#### [TEXT PROVIDED]
Treasuries: NFP Shock Reshapes Rate Cut Bets
Key Takeaways
- February's -92,000 NFP reading is the first negative jobs print since late 2020, signaling potential recession risk that could accelerate Fed rate cuts from the current 3.64% funds rate.
- Treasury yields climbed 12-16 basis points across the curve in the week before the report on inflation fears, but the jobs shock is likely to reverse that move as rate cut expectations surge.
- The 10Y-2Y spread narrowed to 55 basis points, and further compression or re-steepening will depend on whether markets prioritize recession risk or inflation risk.
- Average interest rates on US government debt stand at 3.32%, with T-Bills at 3.72% — a stagflation scenario that widens the deficit would increase Treasury issuance at these elevated rates.
- A barbell strategy combining short-duration bills and selective long-duration bonds offers the best risk-adjusted approach in an environment where both inflation and recession risks are elevated.
The US Treasury market faces a seismic repricing after February's non-farm payrolls report revealed the economy unexpectedly shed 92,000 jobs — the first negative reading since December 2020. The 10-year Treasury yield, which had climbed to 4.09% heading into the release on elevated inflation fears from the Iran-driven oil shock, now confronts a dramatically different policy calculus as labor market weakness collides with persistent [price pressures](/posts/2026-02-22/deep-dive-what-is-inflation-and-how-is-it-measured-cpi-pce-and-the-numbers-that-move-markets).
Heading into March 6, the yield curve told a story of inflation anxiety. The 10-year had risen 12 basis points in a week from 3.97% to 4.09%, the 2-year jumped 16 basis points to 3.54%, and the 30-year pushed to 4.72%. The 10Y-2Y spread narrowed to 55 basis points from 59, suggesting the front end was beginning to price a more hawkish Fed. Then the jobs report upended everything.

#### [ACTIONS TO TAKE]
1/ In the Treasuries article, what level did the 2-year yield reach heading into March 6?
2/ Continue the Treasuries article on the February jobs report, picking up after its final sentence.
The data that comes next is separate material and has no connection to the Treasuries article.

#### [DATASET EXTRACT]
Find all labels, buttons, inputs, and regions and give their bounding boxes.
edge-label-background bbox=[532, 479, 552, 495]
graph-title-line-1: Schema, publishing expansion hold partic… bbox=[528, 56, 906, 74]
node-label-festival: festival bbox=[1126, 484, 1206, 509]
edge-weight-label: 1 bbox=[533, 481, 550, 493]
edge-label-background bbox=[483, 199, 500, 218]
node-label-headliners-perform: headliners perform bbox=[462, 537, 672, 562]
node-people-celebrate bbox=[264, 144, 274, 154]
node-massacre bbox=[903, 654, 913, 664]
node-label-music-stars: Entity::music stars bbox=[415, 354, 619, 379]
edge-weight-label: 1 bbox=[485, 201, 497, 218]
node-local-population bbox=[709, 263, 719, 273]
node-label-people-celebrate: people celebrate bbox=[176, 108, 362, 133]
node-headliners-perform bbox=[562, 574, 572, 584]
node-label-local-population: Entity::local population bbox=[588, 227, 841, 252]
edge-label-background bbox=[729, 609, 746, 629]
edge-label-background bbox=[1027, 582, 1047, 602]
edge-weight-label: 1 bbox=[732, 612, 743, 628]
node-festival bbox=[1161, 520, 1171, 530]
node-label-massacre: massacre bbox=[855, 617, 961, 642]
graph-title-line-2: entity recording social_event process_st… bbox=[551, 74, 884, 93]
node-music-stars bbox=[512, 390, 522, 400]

#### [RESULTS]
1/ The 2-year yield rose 16 basis points to 3.54%.

2/
With the unemployment rate ticking up to 4.4% from 4.3% in January, and the Fed funds rate still at 3.64%, markets must now recalibrate the entire trajectory of monetary policy. The question is no longer whether the Fed cuts — it's how fast, and whether the oil-driven inflation surge prevents the aggressive easing the labor market now demands.
Yield Landscape: Pre-Shock Positioning
Entering the NFP release, Treasury yields across the curve had been climbing for a week straight. The benchmark 10-year note yield rose from 3.97% on February 27 to 4.09% by March 4, a 12-basis-point move driven primarily by the Iran conflict's impact on oil prices and the [hot ISM services prices-paid reading](/posts/2026-03-06/ism-services-pmi-stagflation-signals-flash-red) that preceded it.
The 2-year yield — the maturity most sensitive to Fed policy expectations — climbed even more sharply, rising 16 basis points from 3.38% to 3.54% over the same period. This front-end selloff reflected markets pricing out rate cuts as inflation fears mounted. At the long end, the 30-year bond yield hit 4.72%, up 8 basis points from 4.64% a week earlier.
Treasury Yields: Pre-NFP Climb
The yield curve spread between 10-year and 2-year maturities narrowed from 59 basis points on February 27 to 55 basis points by March 5, a subtle but meaningful compression that signaled rising short-term rate expectations were outpacing the term premium adjustment at the long end.
The Jobs Shock: What -92,000 Means for Policy
February's payrolls report was not just a miss — it was a reversal. The economy shedding 92,000 jobs marks the first negative NFP print since the pandemic recovery stalled briefly in late 2020. The unemployment rate rising to 4.4% from 4.3% confirms this isn't a statistical anomaly; the labor market is deteriorating.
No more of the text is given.